| Prompt |
Report the count of lines where the string "relative" appears, and nothing else.

| Exercise material |
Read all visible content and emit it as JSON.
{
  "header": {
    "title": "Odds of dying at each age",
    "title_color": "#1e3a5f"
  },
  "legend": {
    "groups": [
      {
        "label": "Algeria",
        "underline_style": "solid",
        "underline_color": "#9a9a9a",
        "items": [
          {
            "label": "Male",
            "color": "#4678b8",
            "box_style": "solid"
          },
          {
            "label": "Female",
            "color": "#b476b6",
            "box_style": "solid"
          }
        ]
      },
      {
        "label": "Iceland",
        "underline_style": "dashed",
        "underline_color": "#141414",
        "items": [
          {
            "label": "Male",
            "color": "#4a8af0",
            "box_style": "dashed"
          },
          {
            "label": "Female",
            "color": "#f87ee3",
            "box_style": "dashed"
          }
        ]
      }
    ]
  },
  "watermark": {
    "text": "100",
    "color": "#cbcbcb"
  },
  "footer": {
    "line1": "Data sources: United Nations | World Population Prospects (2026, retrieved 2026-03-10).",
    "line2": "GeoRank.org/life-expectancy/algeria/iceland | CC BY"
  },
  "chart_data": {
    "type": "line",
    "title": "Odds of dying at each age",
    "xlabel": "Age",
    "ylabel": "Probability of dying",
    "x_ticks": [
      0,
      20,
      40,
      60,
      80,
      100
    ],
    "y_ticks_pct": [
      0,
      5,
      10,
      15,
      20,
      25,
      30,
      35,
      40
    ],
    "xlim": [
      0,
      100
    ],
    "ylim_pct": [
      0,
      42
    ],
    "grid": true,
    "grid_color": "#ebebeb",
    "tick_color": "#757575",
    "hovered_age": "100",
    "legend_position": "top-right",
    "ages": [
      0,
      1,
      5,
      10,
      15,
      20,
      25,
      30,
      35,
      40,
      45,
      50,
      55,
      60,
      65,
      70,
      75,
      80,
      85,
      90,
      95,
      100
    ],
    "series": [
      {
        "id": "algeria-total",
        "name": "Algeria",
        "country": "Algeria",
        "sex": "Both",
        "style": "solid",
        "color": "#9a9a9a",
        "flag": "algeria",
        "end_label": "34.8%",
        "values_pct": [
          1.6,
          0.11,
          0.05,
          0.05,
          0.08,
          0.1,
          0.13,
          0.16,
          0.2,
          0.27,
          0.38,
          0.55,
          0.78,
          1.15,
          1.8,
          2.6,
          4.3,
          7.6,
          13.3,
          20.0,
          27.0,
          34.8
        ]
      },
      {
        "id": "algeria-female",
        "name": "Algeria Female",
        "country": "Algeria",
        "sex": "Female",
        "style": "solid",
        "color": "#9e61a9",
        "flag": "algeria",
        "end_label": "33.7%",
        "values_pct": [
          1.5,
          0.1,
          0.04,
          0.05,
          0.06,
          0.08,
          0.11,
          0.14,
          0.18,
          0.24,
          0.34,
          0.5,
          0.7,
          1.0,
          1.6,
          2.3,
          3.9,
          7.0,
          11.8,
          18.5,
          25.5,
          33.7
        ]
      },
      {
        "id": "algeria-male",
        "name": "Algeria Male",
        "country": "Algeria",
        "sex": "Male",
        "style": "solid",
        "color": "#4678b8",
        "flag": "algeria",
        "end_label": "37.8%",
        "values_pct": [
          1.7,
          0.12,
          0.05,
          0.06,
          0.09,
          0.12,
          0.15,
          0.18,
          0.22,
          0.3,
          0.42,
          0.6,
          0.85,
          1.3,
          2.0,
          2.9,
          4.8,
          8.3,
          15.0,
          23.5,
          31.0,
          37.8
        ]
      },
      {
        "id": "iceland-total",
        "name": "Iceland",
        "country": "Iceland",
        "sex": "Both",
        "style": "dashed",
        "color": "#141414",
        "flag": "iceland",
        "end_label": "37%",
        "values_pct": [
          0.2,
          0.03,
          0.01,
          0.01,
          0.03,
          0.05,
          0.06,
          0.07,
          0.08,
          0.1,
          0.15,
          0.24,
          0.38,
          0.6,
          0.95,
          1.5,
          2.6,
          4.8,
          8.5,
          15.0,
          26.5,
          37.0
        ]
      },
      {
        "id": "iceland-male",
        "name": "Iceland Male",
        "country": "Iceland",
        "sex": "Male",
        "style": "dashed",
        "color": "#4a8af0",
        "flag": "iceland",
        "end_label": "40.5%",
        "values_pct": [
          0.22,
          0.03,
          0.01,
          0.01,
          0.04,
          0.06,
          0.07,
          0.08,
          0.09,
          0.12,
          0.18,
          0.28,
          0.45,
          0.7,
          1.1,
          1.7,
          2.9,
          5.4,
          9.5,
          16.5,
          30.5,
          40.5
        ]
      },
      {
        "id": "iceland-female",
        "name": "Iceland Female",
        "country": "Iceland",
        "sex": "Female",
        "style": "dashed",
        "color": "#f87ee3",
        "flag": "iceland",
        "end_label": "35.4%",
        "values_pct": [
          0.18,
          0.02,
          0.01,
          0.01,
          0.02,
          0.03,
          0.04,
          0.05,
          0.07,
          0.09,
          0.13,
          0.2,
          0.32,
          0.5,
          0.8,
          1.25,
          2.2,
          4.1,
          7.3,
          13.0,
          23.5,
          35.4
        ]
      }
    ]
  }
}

...

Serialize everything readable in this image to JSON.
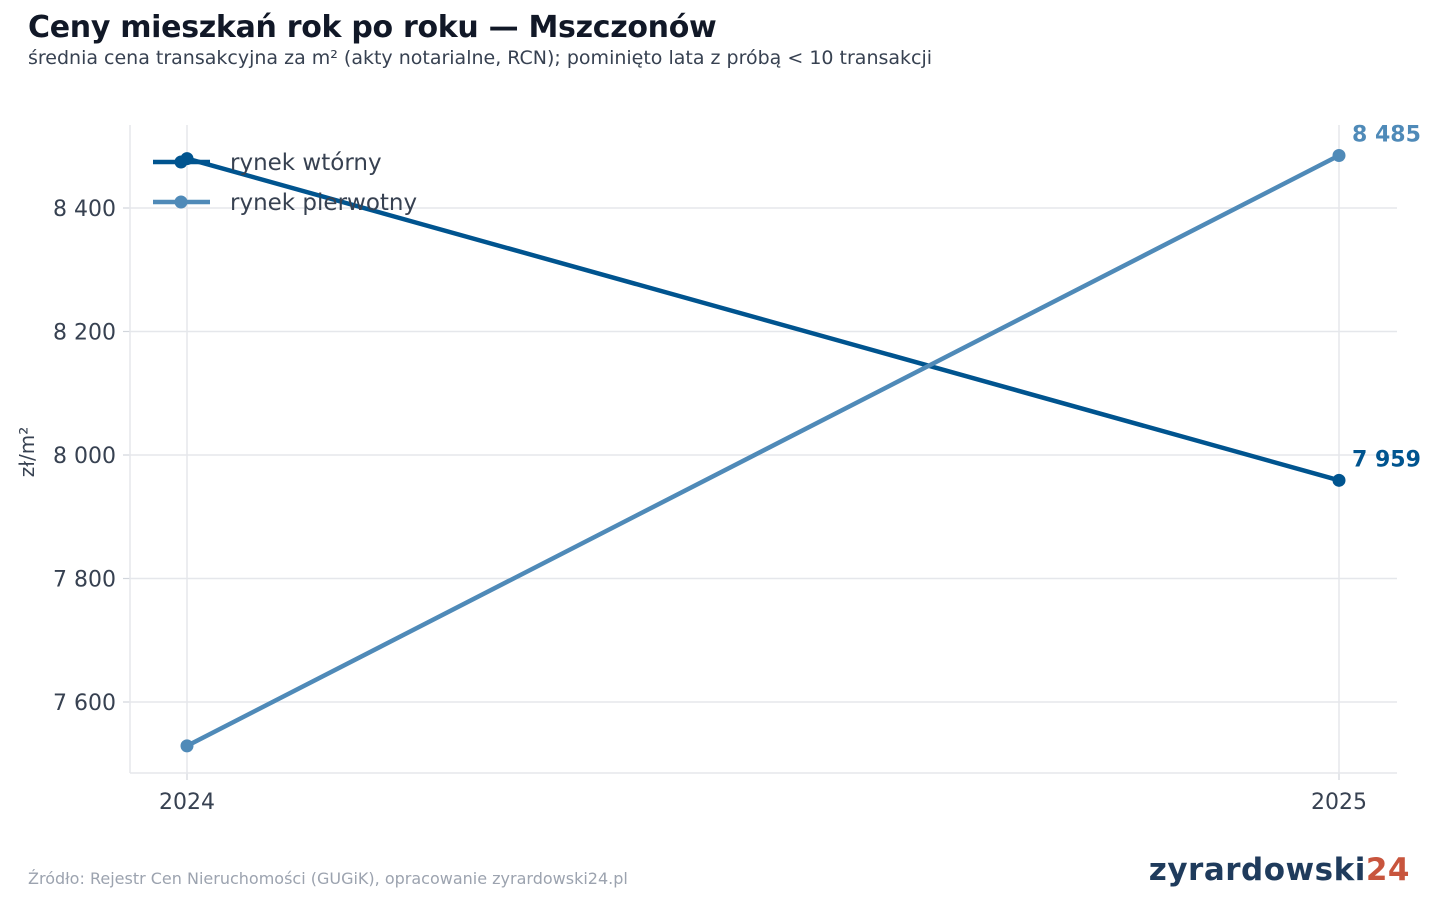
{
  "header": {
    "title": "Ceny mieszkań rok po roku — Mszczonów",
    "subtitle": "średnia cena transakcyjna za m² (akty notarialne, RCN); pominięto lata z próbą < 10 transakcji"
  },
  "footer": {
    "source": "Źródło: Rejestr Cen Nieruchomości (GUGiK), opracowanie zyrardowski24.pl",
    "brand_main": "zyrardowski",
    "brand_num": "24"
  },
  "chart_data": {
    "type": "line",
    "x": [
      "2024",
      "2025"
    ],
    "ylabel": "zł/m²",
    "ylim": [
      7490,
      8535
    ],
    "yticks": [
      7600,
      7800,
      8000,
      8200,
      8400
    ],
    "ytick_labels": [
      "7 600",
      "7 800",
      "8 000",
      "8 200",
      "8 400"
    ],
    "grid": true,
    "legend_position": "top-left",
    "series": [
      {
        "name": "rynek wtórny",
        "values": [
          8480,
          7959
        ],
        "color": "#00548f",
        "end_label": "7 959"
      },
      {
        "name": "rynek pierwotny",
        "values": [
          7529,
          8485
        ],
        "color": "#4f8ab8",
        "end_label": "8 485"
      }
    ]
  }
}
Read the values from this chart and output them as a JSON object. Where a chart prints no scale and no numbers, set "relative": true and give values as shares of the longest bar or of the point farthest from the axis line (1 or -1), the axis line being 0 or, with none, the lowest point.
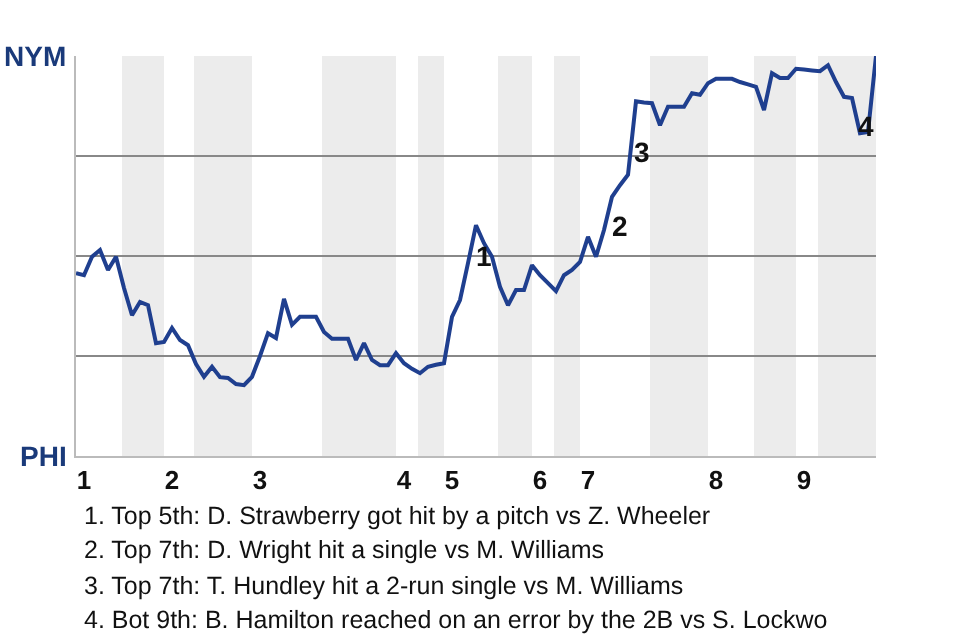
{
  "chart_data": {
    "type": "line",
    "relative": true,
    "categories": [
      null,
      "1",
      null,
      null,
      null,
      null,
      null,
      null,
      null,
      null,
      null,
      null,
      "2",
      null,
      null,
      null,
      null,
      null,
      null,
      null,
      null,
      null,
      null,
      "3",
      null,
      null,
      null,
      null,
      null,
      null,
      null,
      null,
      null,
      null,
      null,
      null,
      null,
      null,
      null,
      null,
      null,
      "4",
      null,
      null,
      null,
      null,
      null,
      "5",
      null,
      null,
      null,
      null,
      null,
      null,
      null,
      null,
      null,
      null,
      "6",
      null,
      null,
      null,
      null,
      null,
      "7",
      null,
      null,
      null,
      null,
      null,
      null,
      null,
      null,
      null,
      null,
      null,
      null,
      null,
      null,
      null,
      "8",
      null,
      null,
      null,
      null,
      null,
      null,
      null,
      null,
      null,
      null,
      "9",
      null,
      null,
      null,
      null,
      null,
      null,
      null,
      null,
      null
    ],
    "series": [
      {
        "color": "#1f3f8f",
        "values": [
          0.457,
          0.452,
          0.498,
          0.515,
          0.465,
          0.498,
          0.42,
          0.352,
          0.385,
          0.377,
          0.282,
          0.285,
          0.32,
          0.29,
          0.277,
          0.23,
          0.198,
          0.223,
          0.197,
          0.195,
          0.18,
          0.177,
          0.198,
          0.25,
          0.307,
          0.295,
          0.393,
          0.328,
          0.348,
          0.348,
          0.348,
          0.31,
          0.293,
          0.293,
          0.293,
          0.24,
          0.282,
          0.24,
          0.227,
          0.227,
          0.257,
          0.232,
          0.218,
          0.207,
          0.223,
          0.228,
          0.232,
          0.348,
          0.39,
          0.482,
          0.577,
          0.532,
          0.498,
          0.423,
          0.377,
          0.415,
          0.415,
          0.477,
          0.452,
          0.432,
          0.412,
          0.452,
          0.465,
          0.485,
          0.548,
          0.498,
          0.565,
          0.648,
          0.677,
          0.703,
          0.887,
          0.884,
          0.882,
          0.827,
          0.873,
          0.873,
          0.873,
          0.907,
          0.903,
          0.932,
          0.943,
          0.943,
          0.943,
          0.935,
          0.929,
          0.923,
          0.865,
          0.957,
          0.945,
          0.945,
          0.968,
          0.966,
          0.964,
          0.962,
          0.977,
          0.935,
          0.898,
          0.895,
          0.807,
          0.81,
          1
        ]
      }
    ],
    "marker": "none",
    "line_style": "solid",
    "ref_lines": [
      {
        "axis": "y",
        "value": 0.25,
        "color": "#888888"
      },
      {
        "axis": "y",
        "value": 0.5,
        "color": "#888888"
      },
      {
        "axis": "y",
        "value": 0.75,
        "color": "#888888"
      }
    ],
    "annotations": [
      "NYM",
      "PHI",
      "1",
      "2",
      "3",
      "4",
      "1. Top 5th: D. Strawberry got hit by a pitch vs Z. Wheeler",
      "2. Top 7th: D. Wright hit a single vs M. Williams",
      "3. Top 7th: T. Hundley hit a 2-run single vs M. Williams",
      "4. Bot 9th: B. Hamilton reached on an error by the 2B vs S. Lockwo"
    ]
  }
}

| Complete answer |
2